::: Extract

What happens to the GDP in the non-agricultural sectors depends generally on the level of demand for these sectors’ products. Since demand also comes from the output of these sectors themselves, which put incomes in the hands of those engaged in their production, it is the autonomous or exogenous element of demand for these sectors’ output that is the crucial determinant of this output.
A part of this autonomous demand of course comes from the agricultural sector; but since per capita incomes of the agriculture-dependent population have hardly increased at all, this source of demand has been stagnant in absolute terms. The two other autonomous elements are net exports and government expenditure (since investment responds to the growth of demand and therefore is not really autonomous; and even though consumption has an autonomous element, this element changes only slowly over time). Now the stimulus from exports per se is waning because of the impact of the world economic crisis, and also because, superimposed upon this crisis is Donald Trump’s protectionism which amounts to exporting unemployment and recession from the US to economies like India. On the other hand, the stimulus from the drop in the value of imports owing to the oil-price fall could have boosted domestic demand, but the government has used this fall for garnering larger revenues through excise duty-hikes, while not letting petro-product prices fall for the consumers.Hence the stimulus to demand from net exports (exports minus imports) has been waning.

::::::
::: Dataset excerpts

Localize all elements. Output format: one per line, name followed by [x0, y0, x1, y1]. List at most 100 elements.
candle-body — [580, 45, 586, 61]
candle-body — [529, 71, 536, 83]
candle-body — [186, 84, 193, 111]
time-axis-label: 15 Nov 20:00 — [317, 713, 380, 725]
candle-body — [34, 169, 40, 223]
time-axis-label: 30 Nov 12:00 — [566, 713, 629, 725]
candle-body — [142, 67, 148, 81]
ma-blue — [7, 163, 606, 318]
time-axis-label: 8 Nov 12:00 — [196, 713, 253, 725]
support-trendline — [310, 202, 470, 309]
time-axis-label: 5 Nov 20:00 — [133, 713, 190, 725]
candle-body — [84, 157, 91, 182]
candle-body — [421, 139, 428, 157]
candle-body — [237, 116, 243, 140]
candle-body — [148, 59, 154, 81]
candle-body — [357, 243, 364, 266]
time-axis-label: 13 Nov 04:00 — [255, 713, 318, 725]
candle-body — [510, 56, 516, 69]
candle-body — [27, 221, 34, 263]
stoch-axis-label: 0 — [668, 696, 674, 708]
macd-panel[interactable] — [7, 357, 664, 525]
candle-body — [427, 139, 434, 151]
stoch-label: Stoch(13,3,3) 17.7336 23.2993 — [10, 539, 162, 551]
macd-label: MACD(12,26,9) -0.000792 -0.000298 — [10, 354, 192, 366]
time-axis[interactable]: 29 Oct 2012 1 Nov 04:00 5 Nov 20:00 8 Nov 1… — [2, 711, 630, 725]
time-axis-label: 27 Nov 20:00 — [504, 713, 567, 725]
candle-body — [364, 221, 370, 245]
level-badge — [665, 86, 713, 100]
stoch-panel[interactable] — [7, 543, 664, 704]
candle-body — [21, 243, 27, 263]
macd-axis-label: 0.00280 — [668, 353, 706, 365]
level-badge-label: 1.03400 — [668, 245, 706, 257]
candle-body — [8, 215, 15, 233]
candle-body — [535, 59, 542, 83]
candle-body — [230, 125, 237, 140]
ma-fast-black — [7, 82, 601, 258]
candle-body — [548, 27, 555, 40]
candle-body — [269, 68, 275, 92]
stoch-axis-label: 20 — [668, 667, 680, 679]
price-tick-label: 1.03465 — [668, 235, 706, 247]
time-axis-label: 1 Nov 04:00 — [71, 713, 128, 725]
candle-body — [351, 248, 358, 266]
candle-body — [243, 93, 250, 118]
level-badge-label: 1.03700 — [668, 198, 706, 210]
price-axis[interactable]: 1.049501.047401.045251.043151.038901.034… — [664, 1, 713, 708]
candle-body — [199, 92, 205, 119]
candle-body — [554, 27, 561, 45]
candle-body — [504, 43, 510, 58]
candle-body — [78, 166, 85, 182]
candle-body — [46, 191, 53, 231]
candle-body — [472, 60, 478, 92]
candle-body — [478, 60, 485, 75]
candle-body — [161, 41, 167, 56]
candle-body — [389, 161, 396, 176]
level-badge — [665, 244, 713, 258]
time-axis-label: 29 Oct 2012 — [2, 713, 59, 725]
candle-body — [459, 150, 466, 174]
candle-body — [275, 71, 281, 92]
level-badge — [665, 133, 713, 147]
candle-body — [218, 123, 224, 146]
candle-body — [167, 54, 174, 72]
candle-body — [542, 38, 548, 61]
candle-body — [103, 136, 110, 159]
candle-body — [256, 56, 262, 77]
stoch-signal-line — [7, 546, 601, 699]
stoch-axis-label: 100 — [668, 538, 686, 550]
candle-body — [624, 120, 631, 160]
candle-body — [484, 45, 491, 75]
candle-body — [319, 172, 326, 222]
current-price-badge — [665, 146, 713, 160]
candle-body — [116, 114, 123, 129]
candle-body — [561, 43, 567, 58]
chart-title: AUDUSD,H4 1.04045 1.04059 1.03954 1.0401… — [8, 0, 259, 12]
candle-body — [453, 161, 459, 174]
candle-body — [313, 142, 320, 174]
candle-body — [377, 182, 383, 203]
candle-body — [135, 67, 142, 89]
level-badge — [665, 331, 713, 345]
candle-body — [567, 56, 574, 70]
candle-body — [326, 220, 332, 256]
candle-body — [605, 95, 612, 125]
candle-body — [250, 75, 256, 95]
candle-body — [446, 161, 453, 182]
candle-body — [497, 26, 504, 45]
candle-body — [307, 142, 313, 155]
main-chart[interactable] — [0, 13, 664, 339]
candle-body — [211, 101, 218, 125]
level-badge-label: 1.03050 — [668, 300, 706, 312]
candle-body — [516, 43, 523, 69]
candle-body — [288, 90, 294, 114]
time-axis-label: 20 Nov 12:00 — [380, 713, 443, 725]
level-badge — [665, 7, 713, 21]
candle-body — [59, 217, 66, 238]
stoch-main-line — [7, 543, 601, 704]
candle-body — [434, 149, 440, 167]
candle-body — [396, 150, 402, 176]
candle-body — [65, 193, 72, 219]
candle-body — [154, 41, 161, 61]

::::::

- _Work order 1_:
According to the passage on GDP in the non-agricultural sectors, why is investment not counted as an autonomous element of demand?
- _Work order 2_:
List every factor that the passage on GDP in the non-agricultural sectors gives for the waning stimulus from net exports.
- _Work order 3_:
Resume the passage on GDP in the non-agricultural sectors, starting after its final sentence.

- _Exercise result 1_:
Investment responds to the growth of demand, so it is not really autonomous.

- _Exercise result 2_:
- The impact of the world economic crisis on exports
- Donald Trump's protectionism, which exports unemployment and recession from the US to economies like India
- The government's use of the oil-price fall to raise revenue through excise duty hikes instead of letting petro-product prices fall for consumers

- _Exercise result 3_:
In this situation one would have expected the government to spend more to boost domestic demand to ward off a slowdown in growth. But total central government expenditure has increased in nominal terms, during the Modi years, at a rate that is lower than the rate of increase in nominal GDP, which means that far from stimulating the economy central government expenditure has played the role of dampening the economy still further.The rate of increase in total central government expenditure has been 6.7 per cent in 2014-15, 7.6 per cent in 2015-16, and 12.5 per cent (for implementing Pay Commission recommendations) in 2016-17 (RE). The budget estimate for 2017-18 visualises only a 6 per cent increase. Since the nominal GDP has been rising at a rate in excess of 12 per cent on average, it follows that government expenditure has not even kept pace with GDP, let alone providing an autonomous stimulus to its growth.
Faced with the crisis of neo-liberalism in other words, the Modi government, instead of trying to counter the crisis by acting in some manner that is different from what neo-liberalism demands, has become even more ultra-neo-liberal, even more of an obedient servant to international finance capital. Unthinking adherence to neo-liberalism, together with occasional unthinking “macho” acts like demonetisation (which by no means challenge neo-liberalism), are the hall-mark of this government. This trait springs from the fact that it is an unthinking government, indeed a government incapable of thought, because the “leader” who demands sycophantic applause, lacks the wherewithal for such thought. International finance capital always loves such governments in the third world, since they remain intellectually parasitical upon the “global financial community”.